The request: In the data that follows, count each line holding the string "以君为长者"; answer with the number only.

* * *

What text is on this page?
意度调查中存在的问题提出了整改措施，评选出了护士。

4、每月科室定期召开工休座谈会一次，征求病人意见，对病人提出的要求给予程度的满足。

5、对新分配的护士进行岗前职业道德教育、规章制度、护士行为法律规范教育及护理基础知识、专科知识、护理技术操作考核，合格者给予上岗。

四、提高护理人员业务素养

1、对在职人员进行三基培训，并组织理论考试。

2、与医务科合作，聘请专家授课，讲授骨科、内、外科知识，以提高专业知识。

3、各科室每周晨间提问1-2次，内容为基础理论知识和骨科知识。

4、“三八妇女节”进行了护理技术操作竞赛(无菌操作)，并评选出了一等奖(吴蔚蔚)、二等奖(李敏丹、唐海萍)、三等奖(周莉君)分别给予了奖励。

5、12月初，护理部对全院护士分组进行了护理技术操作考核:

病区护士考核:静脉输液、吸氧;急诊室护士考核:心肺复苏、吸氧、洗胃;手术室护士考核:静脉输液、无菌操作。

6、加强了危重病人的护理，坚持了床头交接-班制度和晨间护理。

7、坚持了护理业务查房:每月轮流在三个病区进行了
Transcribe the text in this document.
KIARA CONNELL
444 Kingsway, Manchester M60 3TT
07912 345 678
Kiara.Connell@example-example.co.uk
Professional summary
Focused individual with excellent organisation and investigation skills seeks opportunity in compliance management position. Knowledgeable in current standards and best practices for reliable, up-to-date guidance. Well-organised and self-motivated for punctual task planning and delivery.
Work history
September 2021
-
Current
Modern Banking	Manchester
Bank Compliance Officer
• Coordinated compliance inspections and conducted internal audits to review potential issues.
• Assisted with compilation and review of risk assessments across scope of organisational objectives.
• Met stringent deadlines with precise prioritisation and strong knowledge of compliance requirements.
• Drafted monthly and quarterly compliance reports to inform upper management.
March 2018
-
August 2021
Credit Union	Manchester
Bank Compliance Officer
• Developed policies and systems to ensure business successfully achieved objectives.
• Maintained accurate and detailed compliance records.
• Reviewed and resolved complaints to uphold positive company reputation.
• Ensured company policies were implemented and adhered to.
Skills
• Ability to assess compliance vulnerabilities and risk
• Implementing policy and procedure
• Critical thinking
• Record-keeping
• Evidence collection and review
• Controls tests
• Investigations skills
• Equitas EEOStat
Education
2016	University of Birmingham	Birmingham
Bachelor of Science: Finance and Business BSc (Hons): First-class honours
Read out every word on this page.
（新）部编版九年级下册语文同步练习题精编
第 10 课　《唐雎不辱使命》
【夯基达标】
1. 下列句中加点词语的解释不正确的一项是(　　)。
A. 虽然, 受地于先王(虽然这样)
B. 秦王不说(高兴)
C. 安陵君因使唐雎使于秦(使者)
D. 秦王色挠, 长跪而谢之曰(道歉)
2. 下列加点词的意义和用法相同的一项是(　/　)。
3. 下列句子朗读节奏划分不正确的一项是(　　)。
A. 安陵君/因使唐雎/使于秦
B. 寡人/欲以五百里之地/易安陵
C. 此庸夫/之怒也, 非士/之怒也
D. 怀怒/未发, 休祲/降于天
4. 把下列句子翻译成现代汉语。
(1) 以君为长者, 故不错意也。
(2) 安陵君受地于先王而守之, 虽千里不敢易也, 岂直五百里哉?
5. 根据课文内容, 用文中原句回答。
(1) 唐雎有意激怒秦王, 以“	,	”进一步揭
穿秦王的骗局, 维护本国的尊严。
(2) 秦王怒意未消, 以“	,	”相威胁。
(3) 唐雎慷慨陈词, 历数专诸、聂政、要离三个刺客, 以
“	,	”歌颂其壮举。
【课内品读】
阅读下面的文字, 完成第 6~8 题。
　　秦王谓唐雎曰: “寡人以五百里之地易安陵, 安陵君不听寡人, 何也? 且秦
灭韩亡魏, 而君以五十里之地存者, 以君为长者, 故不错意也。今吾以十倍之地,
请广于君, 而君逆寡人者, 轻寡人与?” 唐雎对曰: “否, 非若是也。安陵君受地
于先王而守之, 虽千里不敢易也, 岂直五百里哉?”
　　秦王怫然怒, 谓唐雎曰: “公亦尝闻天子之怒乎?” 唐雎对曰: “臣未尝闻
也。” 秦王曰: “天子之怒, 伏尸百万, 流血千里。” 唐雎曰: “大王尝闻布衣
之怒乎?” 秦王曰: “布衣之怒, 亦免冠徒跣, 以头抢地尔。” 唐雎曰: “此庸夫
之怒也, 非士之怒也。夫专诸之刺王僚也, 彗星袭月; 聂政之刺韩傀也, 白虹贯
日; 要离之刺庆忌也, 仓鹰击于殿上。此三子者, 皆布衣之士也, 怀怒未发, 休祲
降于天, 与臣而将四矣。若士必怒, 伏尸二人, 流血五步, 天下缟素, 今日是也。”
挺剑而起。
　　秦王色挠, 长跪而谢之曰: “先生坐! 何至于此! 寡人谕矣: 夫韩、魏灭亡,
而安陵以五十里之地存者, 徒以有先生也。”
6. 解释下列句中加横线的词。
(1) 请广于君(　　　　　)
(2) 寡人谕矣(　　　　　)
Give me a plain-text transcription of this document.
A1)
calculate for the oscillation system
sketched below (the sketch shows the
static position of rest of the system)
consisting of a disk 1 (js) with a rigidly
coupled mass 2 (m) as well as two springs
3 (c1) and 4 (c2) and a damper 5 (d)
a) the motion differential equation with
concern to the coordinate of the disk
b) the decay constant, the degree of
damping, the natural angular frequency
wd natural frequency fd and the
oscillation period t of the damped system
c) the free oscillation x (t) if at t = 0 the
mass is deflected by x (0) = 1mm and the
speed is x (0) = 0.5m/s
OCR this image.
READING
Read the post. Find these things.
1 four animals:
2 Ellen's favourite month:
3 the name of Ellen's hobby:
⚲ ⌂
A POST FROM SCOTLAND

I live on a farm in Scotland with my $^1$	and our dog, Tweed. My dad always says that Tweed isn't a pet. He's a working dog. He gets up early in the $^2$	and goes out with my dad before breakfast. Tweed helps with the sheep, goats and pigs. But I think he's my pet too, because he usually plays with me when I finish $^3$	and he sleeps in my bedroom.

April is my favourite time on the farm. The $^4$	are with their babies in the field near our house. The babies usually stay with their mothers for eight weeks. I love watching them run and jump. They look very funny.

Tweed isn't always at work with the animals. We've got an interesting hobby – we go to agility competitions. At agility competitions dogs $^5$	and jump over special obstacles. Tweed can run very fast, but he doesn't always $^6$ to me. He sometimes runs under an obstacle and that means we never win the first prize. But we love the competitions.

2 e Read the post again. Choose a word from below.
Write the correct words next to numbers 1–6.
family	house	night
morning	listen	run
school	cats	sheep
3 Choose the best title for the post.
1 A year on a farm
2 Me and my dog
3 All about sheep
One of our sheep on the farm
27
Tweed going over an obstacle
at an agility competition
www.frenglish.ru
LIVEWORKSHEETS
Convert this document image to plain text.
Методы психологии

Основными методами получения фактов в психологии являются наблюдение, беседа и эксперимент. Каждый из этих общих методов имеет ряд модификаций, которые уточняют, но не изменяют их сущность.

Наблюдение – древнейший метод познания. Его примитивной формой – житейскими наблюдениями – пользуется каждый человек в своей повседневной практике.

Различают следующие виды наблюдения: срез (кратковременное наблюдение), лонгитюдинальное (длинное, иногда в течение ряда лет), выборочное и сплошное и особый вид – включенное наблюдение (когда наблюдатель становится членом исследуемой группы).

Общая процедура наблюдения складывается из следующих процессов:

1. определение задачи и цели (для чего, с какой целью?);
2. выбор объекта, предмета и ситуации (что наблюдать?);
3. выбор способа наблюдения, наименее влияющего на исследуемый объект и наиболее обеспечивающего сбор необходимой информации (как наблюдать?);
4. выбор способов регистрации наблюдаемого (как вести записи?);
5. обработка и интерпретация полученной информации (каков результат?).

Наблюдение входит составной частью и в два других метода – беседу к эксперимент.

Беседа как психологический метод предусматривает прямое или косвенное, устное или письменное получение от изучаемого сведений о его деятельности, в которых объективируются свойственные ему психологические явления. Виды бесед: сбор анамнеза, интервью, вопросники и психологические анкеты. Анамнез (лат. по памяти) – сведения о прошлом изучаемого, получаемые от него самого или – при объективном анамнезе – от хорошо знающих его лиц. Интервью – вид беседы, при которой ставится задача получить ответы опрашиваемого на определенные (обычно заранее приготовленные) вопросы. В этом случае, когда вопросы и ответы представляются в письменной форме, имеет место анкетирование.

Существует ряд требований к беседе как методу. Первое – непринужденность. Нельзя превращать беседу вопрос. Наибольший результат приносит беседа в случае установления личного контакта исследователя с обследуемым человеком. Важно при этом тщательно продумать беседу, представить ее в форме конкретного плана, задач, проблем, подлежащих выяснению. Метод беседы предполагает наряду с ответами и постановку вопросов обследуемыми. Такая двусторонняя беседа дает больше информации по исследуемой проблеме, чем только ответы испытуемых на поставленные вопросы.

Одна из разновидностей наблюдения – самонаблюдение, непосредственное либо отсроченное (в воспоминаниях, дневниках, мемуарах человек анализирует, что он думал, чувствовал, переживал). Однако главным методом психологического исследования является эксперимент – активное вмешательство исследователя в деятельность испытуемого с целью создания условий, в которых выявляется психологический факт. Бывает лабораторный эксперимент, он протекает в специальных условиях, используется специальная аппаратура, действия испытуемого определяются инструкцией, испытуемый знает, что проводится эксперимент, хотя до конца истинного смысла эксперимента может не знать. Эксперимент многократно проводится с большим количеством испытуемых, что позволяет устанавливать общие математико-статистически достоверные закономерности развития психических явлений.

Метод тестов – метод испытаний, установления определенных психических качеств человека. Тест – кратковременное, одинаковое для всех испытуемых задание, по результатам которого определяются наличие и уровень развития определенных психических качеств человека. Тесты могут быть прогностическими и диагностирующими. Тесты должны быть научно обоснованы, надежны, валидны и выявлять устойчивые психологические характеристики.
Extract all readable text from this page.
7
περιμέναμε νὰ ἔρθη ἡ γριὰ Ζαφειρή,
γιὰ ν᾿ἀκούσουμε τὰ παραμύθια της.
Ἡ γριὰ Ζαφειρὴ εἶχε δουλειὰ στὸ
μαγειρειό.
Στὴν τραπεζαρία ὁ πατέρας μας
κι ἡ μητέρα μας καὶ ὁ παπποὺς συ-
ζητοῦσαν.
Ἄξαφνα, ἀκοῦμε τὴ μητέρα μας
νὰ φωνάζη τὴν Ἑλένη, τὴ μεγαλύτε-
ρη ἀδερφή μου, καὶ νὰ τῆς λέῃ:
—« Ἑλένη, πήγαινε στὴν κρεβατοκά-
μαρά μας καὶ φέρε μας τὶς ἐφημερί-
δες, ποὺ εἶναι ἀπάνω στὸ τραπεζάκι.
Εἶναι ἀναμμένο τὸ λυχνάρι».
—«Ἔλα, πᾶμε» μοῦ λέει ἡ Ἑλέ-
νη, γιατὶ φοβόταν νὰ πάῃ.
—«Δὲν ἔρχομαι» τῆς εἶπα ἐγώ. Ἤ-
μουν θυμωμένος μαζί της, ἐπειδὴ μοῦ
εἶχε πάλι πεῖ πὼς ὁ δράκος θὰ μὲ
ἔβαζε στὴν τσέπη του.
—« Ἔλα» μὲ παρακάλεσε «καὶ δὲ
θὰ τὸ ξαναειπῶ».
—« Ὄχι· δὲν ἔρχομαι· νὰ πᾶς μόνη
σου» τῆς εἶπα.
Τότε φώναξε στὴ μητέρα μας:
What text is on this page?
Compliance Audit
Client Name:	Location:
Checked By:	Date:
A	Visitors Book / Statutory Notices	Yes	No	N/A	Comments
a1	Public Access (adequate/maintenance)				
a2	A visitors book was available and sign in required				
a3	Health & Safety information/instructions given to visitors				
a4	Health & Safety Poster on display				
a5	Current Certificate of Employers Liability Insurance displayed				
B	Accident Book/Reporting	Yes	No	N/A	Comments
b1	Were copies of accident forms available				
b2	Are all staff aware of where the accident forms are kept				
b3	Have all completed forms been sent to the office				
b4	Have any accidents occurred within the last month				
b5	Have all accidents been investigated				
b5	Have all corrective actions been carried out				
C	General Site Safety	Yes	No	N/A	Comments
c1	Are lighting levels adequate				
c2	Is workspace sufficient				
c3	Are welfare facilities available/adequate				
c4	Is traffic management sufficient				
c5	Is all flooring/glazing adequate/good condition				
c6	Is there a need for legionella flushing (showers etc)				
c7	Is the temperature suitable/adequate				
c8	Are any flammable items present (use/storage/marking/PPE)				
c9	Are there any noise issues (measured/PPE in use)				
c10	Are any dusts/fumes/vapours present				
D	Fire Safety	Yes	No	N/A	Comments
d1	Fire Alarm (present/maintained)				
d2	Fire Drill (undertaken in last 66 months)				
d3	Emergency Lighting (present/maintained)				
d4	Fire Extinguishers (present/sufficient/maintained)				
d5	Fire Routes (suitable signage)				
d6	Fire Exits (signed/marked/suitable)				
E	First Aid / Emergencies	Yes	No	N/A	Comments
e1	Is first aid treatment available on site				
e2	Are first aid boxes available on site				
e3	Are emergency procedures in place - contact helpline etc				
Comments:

* * *

Solution to this exercise: 2